# Given instruction
Present the listing below as a Markdown table with two columns: No., which numbers each line, and Entry, which holds the text of that line. Omit blank lines and any pictures.

# Records supplied
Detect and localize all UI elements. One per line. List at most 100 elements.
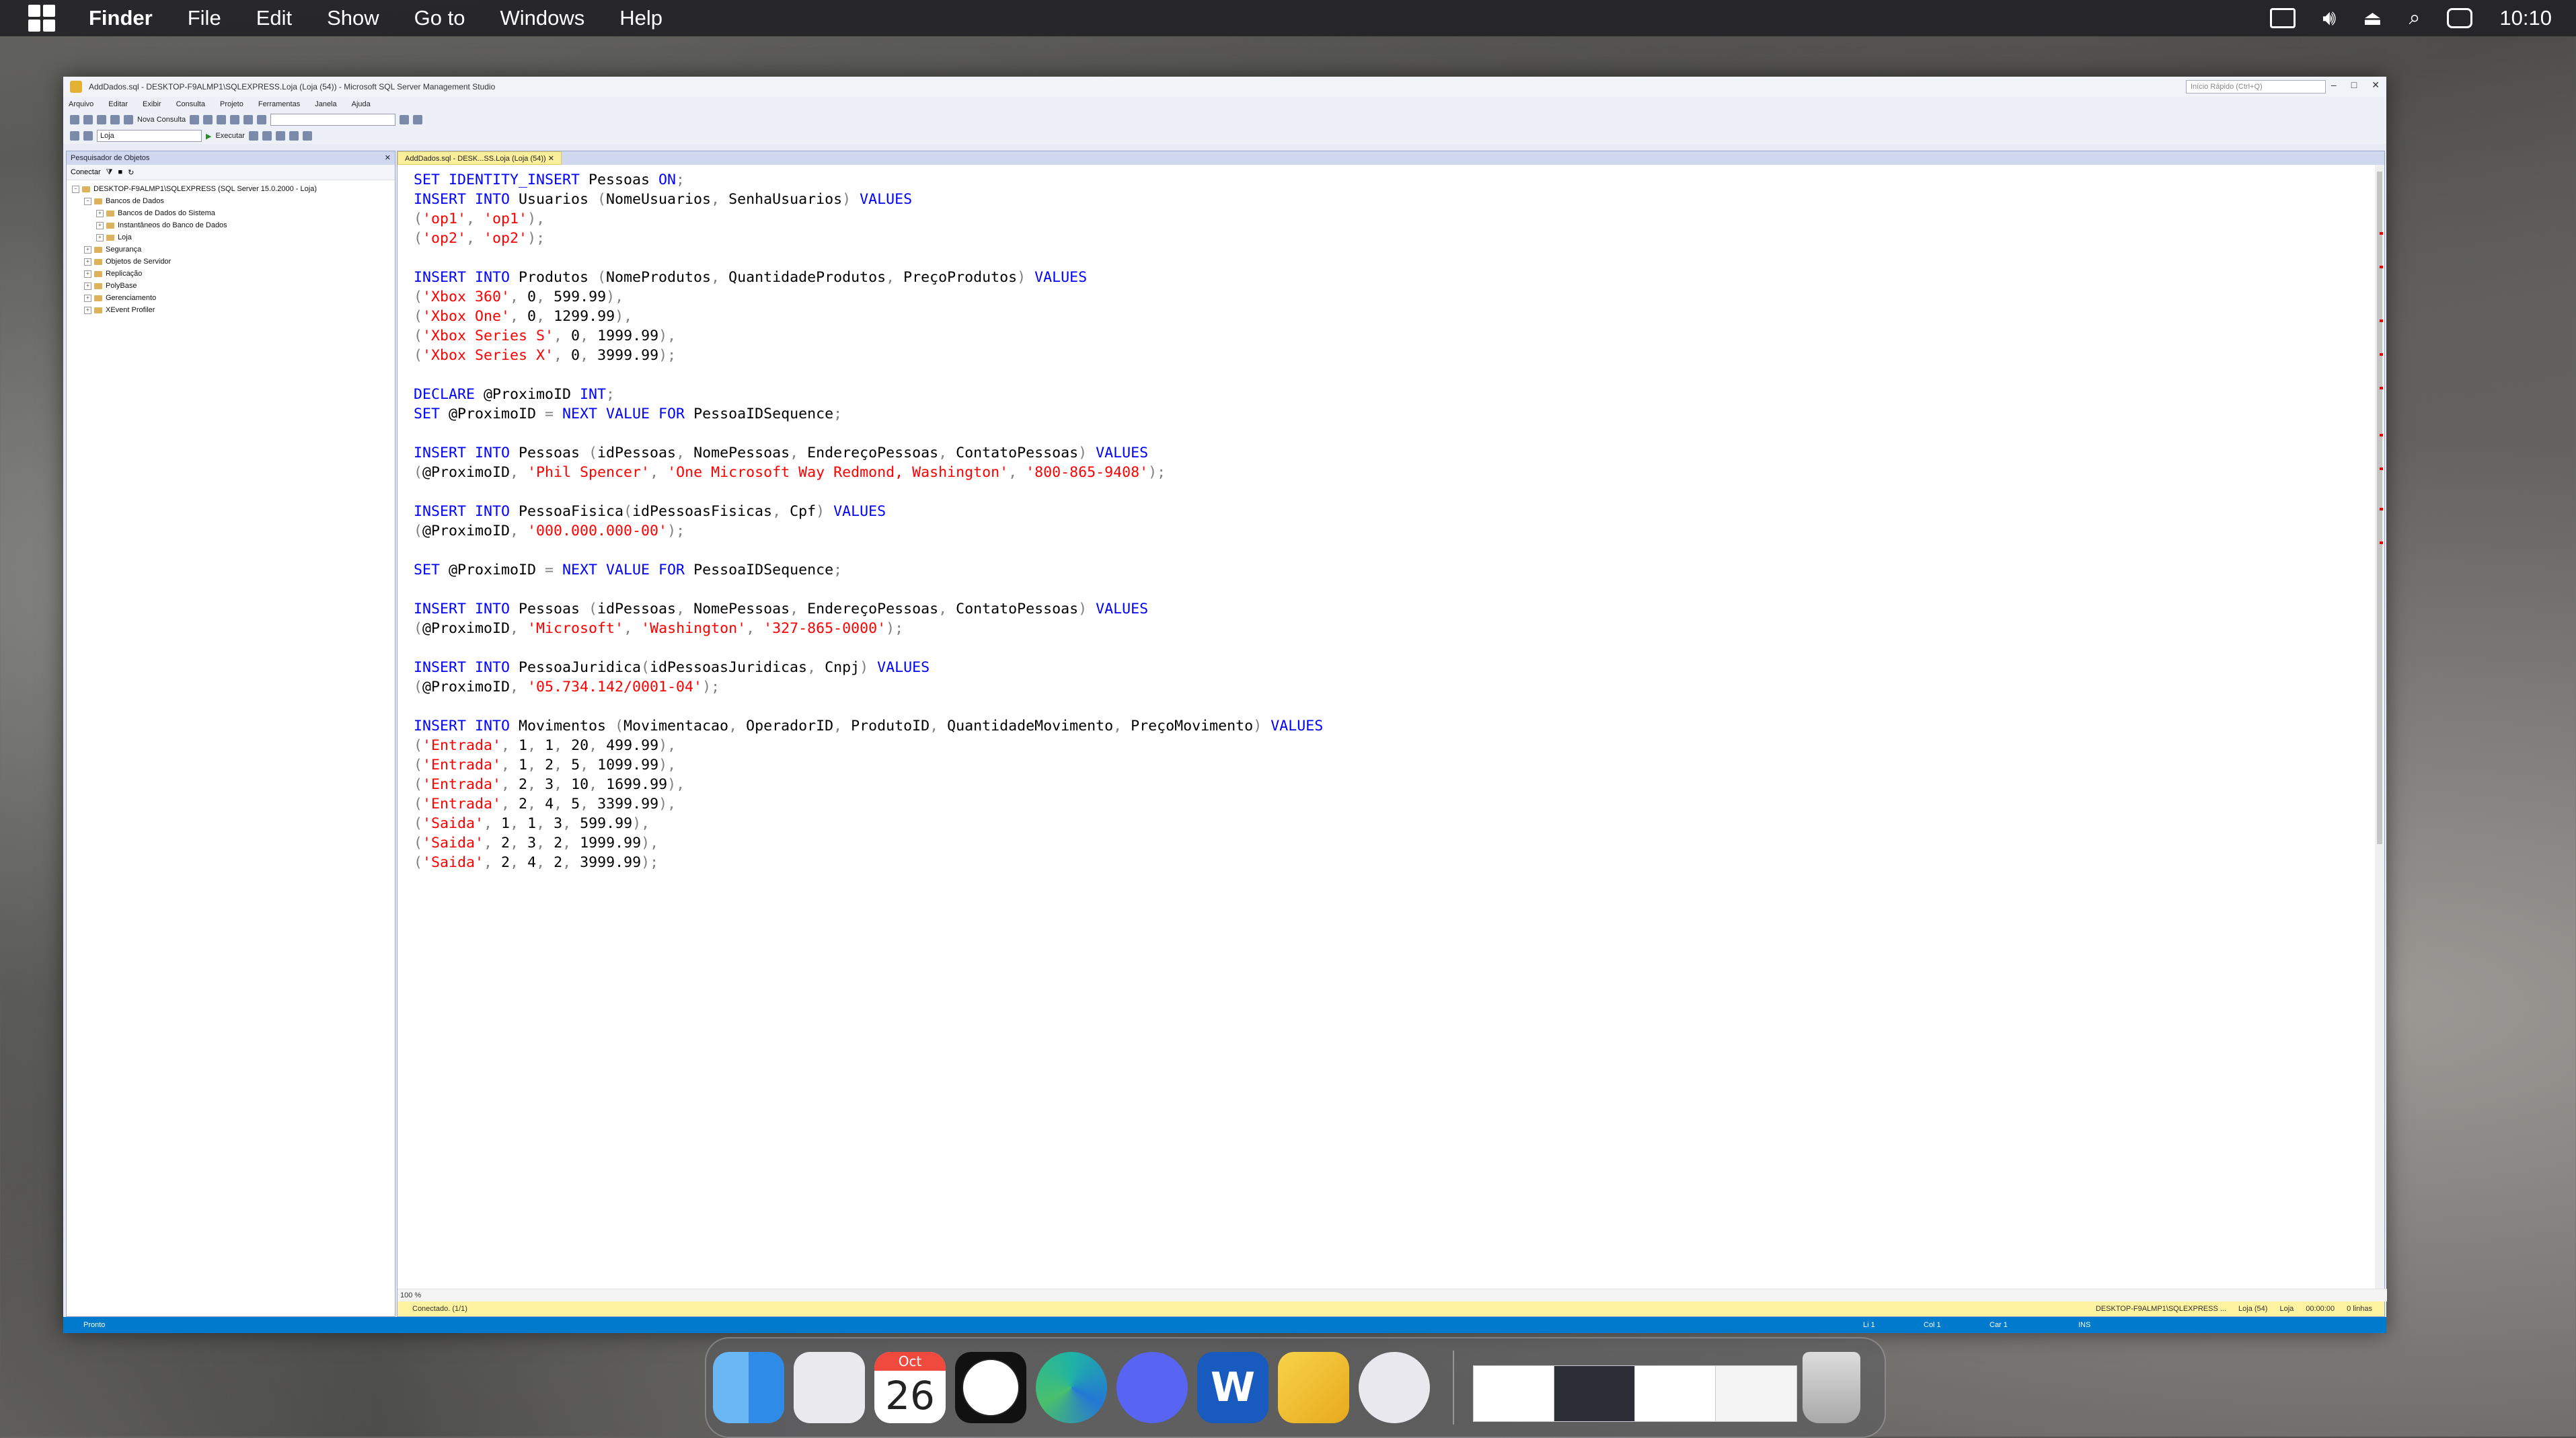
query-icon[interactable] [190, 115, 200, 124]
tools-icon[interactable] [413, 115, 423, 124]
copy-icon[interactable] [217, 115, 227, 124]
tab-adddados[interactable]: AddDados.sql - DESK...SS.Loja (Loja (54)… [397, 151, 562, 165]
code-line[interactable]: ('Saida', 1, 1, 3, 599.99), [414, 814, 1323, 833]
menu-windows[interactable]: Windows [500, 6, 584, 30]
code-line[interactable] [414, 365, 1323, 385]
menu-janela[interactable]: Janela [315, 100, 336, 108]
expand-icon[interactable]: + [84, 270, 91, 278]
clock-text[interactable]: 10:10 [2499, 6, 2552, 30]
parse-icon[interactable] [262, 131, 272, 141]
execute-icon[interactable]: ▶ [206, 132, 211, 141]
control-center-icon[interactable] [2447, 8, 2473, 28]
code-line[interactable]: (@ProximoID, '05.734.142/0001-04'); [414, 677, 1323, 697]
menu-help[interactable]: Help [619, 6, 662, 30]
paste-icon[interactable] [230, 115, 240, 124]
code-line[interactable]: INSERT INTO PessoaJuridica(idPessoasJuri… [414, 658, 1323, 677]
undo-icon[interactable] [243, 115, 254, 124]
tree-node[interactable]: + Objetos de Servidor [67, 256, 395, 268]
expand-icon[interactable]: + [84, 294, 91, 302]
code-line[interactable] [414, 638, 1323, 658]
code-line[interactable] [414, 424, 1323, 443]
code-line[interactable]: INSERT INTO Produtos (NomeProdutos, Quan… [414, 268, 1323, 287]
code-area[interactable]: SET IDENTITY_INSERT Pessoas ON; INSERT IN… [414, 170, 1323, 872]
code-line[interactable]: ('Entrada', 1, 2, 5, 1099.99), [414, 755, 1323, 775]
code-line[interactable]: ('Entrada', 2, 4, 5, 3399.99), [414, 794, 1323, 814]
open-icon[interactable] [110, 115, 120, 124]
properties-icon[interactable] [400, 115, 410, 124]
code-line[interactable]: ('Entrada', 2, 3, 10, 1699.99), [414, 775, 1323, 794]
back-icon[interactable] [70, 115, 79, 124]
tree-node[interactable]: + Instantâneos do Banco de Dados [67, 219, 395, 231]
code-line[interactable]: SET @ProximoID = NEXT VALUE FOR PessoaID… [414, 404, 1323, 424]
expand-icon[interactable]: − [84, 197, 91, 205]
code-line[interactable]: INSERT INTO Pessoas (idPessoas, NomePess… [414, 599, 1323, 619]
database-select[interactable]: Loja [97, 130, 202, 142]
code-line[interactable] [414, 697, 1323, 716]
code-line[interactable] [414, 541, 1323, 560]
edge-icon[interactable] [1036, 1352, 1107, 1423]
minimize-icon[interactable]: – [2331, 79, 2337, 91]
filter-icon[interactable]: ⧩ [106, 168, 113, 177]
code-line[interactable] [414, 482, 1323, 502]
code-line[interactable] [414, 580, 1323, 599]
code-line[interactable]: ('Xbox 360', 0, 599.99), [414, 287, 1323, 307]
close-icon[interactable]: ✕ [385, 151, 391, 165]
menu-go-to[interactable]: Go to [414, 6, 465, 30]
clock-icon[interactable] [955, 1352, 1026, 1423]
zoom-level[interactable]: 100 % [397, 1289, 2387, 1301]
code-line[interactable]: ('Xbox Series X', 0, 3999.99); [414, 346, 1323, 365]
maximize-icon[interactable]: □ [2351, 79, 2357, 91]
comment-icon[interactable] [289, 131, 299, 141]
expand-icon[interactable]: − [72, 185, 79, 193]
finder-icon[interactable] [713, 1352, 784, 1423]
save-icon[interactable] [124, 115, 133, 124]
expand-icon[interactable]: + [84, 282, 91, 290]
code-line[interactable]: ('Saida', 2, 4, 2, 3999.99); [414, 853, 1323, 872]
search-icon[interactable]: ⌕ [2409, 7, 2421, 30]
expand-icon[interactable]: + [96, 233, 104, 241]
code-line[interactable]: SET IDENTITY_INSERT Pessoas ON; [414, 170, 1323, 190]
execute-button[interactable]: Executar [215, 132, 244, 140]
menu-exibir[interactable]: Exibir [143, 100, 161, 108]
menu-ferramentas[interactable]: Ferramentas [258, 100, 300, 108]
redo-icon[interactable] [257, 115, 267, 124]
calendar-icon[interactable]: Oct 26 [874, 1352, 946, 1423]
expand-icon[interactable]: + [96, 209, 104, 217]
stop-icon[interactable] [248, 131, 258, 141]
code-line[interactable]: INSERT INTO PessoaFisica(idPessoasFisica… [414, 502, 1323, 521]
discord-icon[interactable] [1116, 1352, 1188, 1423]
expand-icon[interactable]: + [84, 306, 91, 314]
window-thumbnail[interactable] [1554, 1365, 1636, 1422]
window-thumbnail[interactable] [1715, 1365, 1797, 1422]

# Complete answer
| No. | Entry |
|---|---|
| 1 | Detect and localize all UI elements. One per line. List at most 100 elements. |
| 2 | query-icon[interactable] [190, 115, 200, 124] |
| 3 | tools-icon[interactable] [413, 115, 423, 124] |
| 4 | copy-icon[interactable] [217, 115, 227, 124] |
| 5 | tab-adddados[interactable]: AddDados.sql - DESK...SS.Loja (Loja (54)… [397, 151, 562, 165] |
| 6 | code-line[interactable]: ('Saida', 1, 1, 3, 599.99), [414, 814, 1323, 833] |
| 7 | menu-windows[interactable]: Windows [500, 6, 584, 30] |
| 8 | code-line[interactable] [414, 365, 1323, 385] |
| 9 | menu-janela[interactable]: Janela [315, 100, 336, 108] |
| 10 | expand-icon[interactable]: + [84, 270, 91, 278] |
| 11 | clock-text[interactable]: 10:10 [2499, 6, 2552, 30] |
| 12 | parse-icon[interactable] [262, 131, 272, 141] |
| 13 | execute-icon[interactable]: ▶ [206, 132, 211, 141] |
| 14 | control-center-icon[interactable] [2447, 8, 2473, 28] |
| 15 | code-line[interactable]: (@ProximoID, '05.734.142/0001-04'); [414, 677, 1323, 697] |
| 16 | menu-help[interactable]: Help [619, 6, 662, 30] |
| 17 | paste-icon[interactable] [230, 115, 240, 124] |
| 18 | code-line[interactable]: INSERT INTO PessoaJuridica(idPessoasJuri… [414, 658, 1323, 677] |
| 19 | undo-icon[interactable] [243, 115, 254, 124] |
| 20 | tree-node[interactable]: + Objetos de Servidor [67, 256, 395, 268] |
| 21 | expand-icon[interactable]: + [84, 294, 91, 302] |
| 22 | code-line[interactable] [414, 638, 1323, 658] |
| 23 | code-line[interactable] [414, 424, 1323, 443] |
| 24 | code-line[interactable]: INSERT INTO Produtos (NomeProdutos, Quan… [414, 268, 1323, 287] |
| 25 | code-area[interactable]: SET IDENTITY_INSERT Pessoas ON; INSERT IN… [414, 170, 1323, 872] |
| 26 | code-line[interactable]: ('Entrada', 1, 2, 5, 1099.99), [414, 755, 1323, 775] |
| 27 | code-line[interactable]: ('Entrada', 2, 4, 5, 3399.99), [414, 794, 1323, 814] |
| 28 | open-icon[interactable] [110, 115, 120, 124] |
| 29 | properties-icon[interactable] [400, 115, 410, 124] |
| 30 | code-line[interactable]: ('Entrada', 2, 3, 10, 1699.99), [414, 775, 1323, 794] |
| 31 | back-icon[interactable] [70, 115, 79, 124] |
| 32 | tree-node[interactable]: + Instantâneos do Banco de Dados [67, 219, 395, 231] |
| 33 | code-line[interactable]: SET @ProximoID = NEXT VALUE FOR PessoaID… [414, 404, 1323, 424] |
| 34 | expand-icon[interactable]: − [84, 197, 91, 205] |
| 35 | code-line[interactable]: INSERT INTO Pessoas (idPessoas, NomePess… [414, 599, 1323, 619] |
| 36 | database-select[interactable]: Loja [97, 130, 202, 142] |
| 37 | code-line[interactable] [414, 697, 1323, 716] |
| 38 | code-line[interactable] [414, 541, 1323, 560] |
| 39 | edge-icon[interactable] [1036, 1352, 1107, 1423] |
| 40 | minimize-icon[interactable]: – [2331, 79, 2337, 91] |
| 41 | filter-icon[interactable]: ⧩ [106, 168, 113, 177] |
| 42 | code-line[interactable] [414, 482, 1323, 502] |
| 43 | code-line[interactable] [414, 580, 1323, 599] |
| 44 | code-line[interactable]: ('Xbox 360', 0, 599.99), [414, 287, 1323, 307] |
| 45 | close-icon[interactable]: ✕ [385, 151, 391, 165] |
| 46 | menu-go-to[interactable]: Go to [414, 6, 465, 30] |
| 47 | clock-icon[interactable] [955, 1352, 1026, 1423] |
| 48 | zoom-level[interactable]: 100 % [397, 1289, 2387, 1301] |
| 49 | code-line[interactable]: ('Xbox Series X', 0, 3999.99); [414, 346, 1323, 365] |
| 50 | maximize-icon[interactable]: □ [2351, 79, 2357, 91] |
| 51 | comment-icon[interactable] [289, 131, 299, 141] |
| 52 | expand-icon[interactable]: − [72, 185, 79, 193] |
| 53 | finder-icon[interactable] [713, 1352, 784, 1423] |
| 54 | save-icon[interactable] [124, 115, 133, 124] |
| 55 | expand-icon[interactable]: + [84, 282, 91, 290] |
| 56 | code-line[interactable]: ('Saida', 2, 4, 2, 3999.99); [414, 853, 1323, 872] |
| 57 | search-icon[interactable]: ⌕ [2409, 7, 2421, 30] |
| 58 | expand-icon[interactable]: + [96, 233, 104, 241] |
| 59 | code-line[interactable]: SET IDENTITY_INSERT Pessoas ON; [414, 170, 1323, 190] |
| 60 | execute-button[interactable]: Executar [215, 132, 244, 140] |
| 61 | menu-exibir[interactable]: Exibir [143, 100, 161, 108] |
| 62 | menu-ferramentas[interactable]: Ferramentas [258, 100, 300, 108] |
| 63 | redo-icon[interactable] [257, 115, 267, 124] |
| 64 | calendar-icon[interactable]: Oct 26 [874, 1352, 946, 1423] |
| 65 | expand-icon[interactable]: + [96, 209, 104, 217] |
| 66 | stop-icon[interactable] [248, 131, 258, 141] |
| 67 | code-line[interactable]: INSERT INTO PessoaFisica(idPessoasFisica… [414, 502, 1323, 521] |
| 68 | discord-icon[interactable] [1116, 1352, 1188, 1423] |
| 69 | expand-icon[interactable]: + [84, 306, 91, 314] |
| 70 | window-thumbnail[interactable] [1554, 1365, 1636, 1422] |
| 71 | window-thumbnail[interactable] [1715, 1365, 1797, 1422] |